─── RECORDS SHOWN ───

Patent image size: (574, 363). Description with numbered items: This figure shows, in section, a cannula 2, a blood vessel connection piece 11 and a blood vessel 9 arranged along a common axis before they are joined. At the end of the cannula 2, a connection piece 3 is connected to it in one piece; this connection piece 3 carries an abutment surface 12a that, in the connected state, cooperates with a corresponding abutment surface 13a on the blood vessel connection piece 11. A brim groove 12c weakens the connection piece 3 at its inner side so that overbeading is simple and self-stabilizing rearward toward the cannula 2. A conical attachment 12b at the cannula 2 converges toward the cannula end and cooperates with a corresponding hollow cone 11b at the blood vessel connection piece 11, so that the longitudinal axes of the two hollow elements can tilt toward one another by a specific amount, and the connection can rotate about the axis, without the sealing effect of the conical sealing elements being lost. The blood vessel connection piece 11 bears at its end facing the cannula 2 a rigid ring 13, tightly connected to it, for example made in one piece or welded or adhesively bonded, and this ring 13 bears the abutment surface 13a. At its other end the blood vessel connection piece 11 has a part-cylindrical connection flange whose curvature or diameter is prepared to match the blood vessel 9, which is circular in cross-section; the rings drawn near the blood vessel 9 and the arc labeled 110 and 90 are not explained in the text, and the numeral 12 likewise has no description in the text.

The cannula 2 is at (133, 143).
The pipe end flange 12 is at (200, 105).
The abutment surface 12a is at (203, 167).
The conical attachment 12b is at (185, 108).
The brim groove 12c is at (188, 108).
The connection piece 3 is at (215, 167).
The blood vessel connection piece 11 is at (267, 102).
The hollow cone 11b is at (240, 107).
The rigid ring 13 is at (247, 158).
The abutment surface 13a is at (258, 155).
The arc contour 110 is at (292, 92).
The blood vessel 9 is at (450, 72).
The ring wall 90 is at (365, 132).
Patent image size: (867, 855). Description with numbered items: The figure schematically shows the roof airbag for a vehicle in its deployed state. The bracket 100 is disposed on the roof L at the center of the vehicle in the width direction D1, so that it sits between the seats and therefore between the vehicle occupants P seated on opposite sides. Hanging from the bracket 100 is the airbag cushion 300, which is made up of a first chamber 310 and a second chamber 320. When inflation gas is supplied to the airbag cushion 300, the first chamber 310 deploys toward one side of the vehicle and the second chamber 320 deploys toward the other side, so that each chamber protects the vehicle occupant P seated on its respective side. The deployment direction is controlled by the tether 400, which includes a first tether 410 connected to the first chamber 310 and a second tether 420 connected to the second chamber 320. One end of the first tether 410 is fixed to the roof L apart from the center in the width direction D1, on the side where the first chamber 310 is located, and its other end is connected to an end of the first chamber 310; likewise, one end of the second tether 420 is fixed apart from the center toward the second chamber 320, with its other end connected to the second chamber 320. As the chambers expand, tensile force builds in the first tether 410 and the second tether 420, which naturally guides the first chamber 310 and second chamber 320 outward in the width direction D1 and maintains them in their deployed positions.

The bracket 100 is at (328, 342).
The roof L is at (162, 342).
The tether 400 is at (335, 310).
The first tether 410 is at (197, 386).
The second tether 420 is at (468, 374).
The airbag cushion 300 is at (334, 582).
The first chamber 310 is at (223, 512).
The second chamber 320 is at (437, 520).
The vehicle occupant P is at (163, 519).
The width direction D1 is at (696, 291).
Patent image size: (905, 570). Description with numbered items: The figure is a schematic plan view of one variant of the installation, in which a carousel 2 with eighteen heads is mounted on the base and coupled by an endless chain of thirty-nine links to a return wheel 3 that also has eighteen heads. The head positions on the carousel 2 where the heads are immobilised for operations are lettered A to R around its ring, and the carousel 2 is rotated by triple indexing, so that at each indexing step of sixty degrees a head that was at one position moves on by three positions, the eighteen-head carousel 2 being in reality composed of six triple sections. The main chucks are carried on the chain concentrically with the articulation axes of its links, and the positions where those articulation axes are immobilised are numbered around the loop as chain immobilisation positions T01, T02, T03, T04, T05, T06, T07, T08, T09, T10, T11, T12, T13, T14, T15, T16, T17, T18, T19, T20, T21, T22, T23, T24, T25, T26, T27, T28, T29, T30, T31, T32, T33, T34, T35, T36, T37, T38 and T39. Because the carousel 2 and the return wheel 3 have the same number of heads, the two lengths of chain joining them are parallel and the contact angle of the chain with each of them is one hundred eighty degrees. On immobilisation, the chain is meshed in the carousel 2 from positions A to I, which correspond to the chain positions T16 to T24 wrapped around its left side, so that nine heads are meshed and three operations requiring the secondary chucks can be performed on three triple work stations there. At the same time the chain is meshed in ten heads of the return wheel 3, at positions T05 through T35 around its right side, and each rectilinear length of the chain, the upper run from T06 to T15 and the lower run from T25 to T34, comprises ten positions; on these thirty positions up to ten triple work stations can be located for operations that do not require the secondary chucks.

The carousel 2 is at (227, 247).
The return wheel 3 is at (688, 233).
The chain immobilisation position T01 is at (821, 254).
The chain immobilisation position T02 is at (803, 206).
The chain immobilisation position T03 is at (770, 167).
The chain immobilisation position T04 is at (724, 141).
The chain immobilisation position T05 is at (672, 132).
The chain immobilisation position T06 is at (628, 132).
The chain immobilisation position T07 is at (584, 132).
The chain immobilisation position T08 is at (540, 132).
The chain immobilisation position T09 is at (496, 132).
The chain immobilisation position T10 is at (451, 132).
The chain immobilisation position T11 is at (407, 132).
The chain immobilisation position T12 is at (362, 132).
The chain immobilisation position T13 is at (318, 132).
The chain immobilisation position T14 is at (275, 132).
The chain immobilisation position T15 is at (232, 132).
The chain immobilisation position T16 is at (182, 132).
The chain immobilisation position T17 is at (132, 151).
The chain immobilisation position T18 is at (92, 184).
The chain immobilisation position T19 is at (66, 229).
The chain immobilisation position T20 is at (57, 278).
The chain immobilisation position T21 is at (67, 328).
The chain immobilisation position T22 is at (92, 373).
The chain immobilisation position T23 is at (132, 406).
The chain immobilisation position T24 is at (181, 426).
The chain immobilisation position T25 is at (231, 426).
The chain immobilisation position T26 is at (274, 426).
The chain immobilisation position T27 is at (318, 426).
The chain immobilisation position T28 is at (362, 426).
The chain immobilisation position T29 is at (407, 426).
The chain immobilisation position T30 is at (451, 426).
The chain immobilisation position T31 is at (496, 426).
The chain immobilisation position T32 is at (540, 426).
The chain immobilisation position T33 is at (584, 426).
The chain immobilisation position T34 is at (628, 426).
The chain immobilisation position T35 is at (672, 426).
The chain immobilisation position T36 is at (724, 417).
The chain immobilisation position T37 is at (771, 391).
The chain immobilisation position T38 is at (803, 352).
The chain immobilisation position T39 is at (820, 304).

───

◆ WRITTEN INSTRUCTION ◆
Render the lines above as a two-column CSV with the columns "description" and "locations", one row per description. Put each description and its location lines in one quoted field each, replacing line breaks with spaces, and include every description.

◆ SOLUTION TO THE EXERCISE ◆
description,locations
"Patent image size: (574, 363). Description with numbered items: This figure shows, in section, a cannula 2, a blood vessel connection piece 11 and a blood vessel 9 arranged along a common axis before they are joined. At the end of the cannula 2, a connection piece 3 is connected to it in one piece; this connection piece 3 carries an abutment surface 12a that, in the connected state, cooperates with a corresponding abutment surface 13a on the blood vessel connection piece 11. A brim groove 12c weakens the connection piece 3 at its inner side so that overbeading is simple and self-stabilizing rearward toward the cannula 2. A conical attachment 12b at the cannula 2 converges toward the cannula end and cooperates with a corresponding hollow cone 11b at the blood vessel connection piece 11, so that the longitudinal axes of the two hollow elements can tilt toward one another by a specific amount, and the connection can rotate about the axis, without the sealing effect of the conical sealing elements being lost. The blood vessel connection piece 11 bears at its end facing the cannula 2 a rigid ring 13, tightly connected to it, for example made in one piece or welded or adhesively bonded, and this ring 13 bears the abutment surface 13a. At its other end the blood vessel connection piece 11 has a part-cylindrical connection flange whose curvature or diameter is prepared to match the blood vessel 9, which is circular in cross-section; the rings drawn near the blood vessel 9 and the arc labeled 110 and 90 are not explained in the text, and the numeral 12 likewise has no description in the text.","The cannula 2 is at (133, 143). The pipe end flange 12 is at (200, 105). The abutment surface 12a is at (203, 167). The conical attachment 12b is at (185, 108). The brim groove 12c is at (188, 108). The connection piece 3 is at (215, 167). The blood vessel connection piece 11 is at (267, 102). The hollow cone 11b is at (240, 107). The rigid ring 13 is at (247, 158). The abutment surface 13a is at (258, 155). The arc contour 110 is at (292, 92). The blood vessel 9 is at (450, 72). The ring wall 90 is at (365, 132)."
"Patent image size: (867, 855). Description with numbered items: The figure schematically shows the roof airbag for a vehicle in its deployed state. The bracket 100 is disposed on the roof L at the center of the vehicle in the width direction D1, so that it sits between the seats and therefore between the vehicle occupants P seated on opposite sides. Hanging from the bracket 100 is the airbag cushion 300, which is made up of a first chamber 310 and a second chamber 320. When inflation gas is supplied to the airbag cushion 300, the first chamber 310 deploys toward one side of the vehicle and the second chamber 320 deploys toward the other side, so that each chamber protects the vehicle occupant P seated on its respective side. The deployment direction is controlled by the tether 400, which includes a first tether 410 connected to the first chamber 310 and a second tether 420 connected to the second chamber 320. One end of the first tether 410 is fixed to the roof L apart from the center in the width direction D1, on the side where the first chamber 310 is located, and its other end is connected to an end of the first chamber 310; likewise, one end of the second tether 420 is fixed apart from the center toward the second chamber 320, with its other end connected to the second chamber 320. As the chambers expand, tensile force builds in the first tether 410 and the second tether 420, which naturally guides the first chamber 310 and second chamber 320 outward in the width direction D1 and maintains them in their deployed positions.","The bracket 100 is at (328, 342). The roof L is at (162, 342). The tether 400 is at (335, 310). The first tether 410 is at (197, 386). The second tether 420 is at (468, 374). The airbag cushion 300 is at (334, 582). The first chamber 310 is at (223, 512). The second chamber 320 is at (437, 520). The vehicle occupant P is at (163, 519). The width direction D1 is at (696, 291)."
"Patent image size: (905, 570). Description with numbered items: The figure is a schematic plan view of one variant of the installation, in which a carousel 2 with eighteen heads is mounted on the base and coupled by an endless chain of thirty-nine links to a return wheel 3 that also has eighteen heads. The head positions on the carousel 2 where the heads are immobilised for operations are lettered A to R around its ring, and the carousel 2 is rotated by triple indexing, so that at each indexing step of sixty degrees a head that was at one position moves on by three positions, the eighteen-head carousel 2 being in reality composed of six triple sections. The main chucks are carried on the chain concentrically with the articulation axes of its links, and the positions where those articulation axes are immobilised are numbered around the loop as chain immobilisation positions T01, T02, T03, T04, T05, T06, T07, T08, T09, T10, T11, T12, T13, T14, T15, T16, T17, T18, T19, T20, T21, T22, T23, T24, T25, T26, T27, T28, T29, T30, T31, T32, T33, T34, T35, T36, T37, T38 and T39. Because the carousel 2 and the return wheel 3 have the same number of heads, the two lengths of chain joining them are parallel and the contact angle of the chain with each of them is one hundred eighty degrees. On immobilisation, the chain is meshed in the carousel 2 from positions A to I, which correspond to the chain positions T16 to T24 wrapped around its left side, so that nine heads are meshed and three operations requiring the secondary chucks can be performed on three triple work stations there. At the same time the chain is meshed in ten heads of the return wheel 3, at positions T05 through T35 around its right side, and each rectilinear length of the chain, the upper run from T06 to T15 and the lower run from T25 to T34, comprises ten positions; on these thirty positions up to ten triple work stations can be located for operations that do not require the secondary chucks.","The carousel 2 is at (227, 247). The return wheel 3 is at (688, 233). The chain immobilisation position T01 is at (821, 254). The chain immobilisation position T02 is at (803, 206). The chain immobilisation position T03 is at (770, 167). The chain immobilisation position T04 is at (724, 141). The chain immobilisation position T05 is at (672, 132). The chain immobilisation position T06 is at (628, 132). The chain immobilisation position T07 is at (584, 132). The chain immobilisation position T08 is at (540, 132). The chain immobilisation position T09 is at (496, 132). The chain immobilisation position T10 is at (451, 132). The chain immobilisation position T11 is at (407, 132). The chain immobilisation position T12 is at (362, 132). The chain immobilisation position T13 is at (318, 132). The chain immobilisation position T14 is at (275, 132). The chain immobilisation position T15 is at (232, 132). The chain immobilisation position T16 is at (182, 132). The chain immobilisation position T17 is at (132, 151). The chain immobilisation position T18 is at (92, 184). The chain immobilisation position T19 is at (66, 229). The chain immobilisation position T20 is at (57, 278). The chain immobilisation position T21 is at (67, 328). The chain immobilisation position T22 is at (92, 373). The chain immobilisation position T23 is at (132, 406). The chain immobilisation position T24 is at (181, 426). The chain immobilisation position T25 is at (231, 426). The chain immobilisation position T26 is at (274, 426). The chain immobilisation position T27 is at (318, 426). The chain immobilisation position T28 is at (362, 426). The chain immobilisation position T29 is at (407, 426). The chain immobilisation position T30 is at (451, 426). The chain immobilisation position T31 is at (496, 426). The chain immobilisation position T32 is at (540, 426). The chain immobilisation position T33 is at (584, 426). The chain immobilisation position T34 is at (628, 426). The chain immobilisation position T35 is at (672, 426). The chain immobilisation position T36 is at (724, 417). The chain immobilisation position T37 is at (771, 391). The chain immobilisation position T38 is at (803, 352). The chain immobilisation position T39 is at (820, 304)."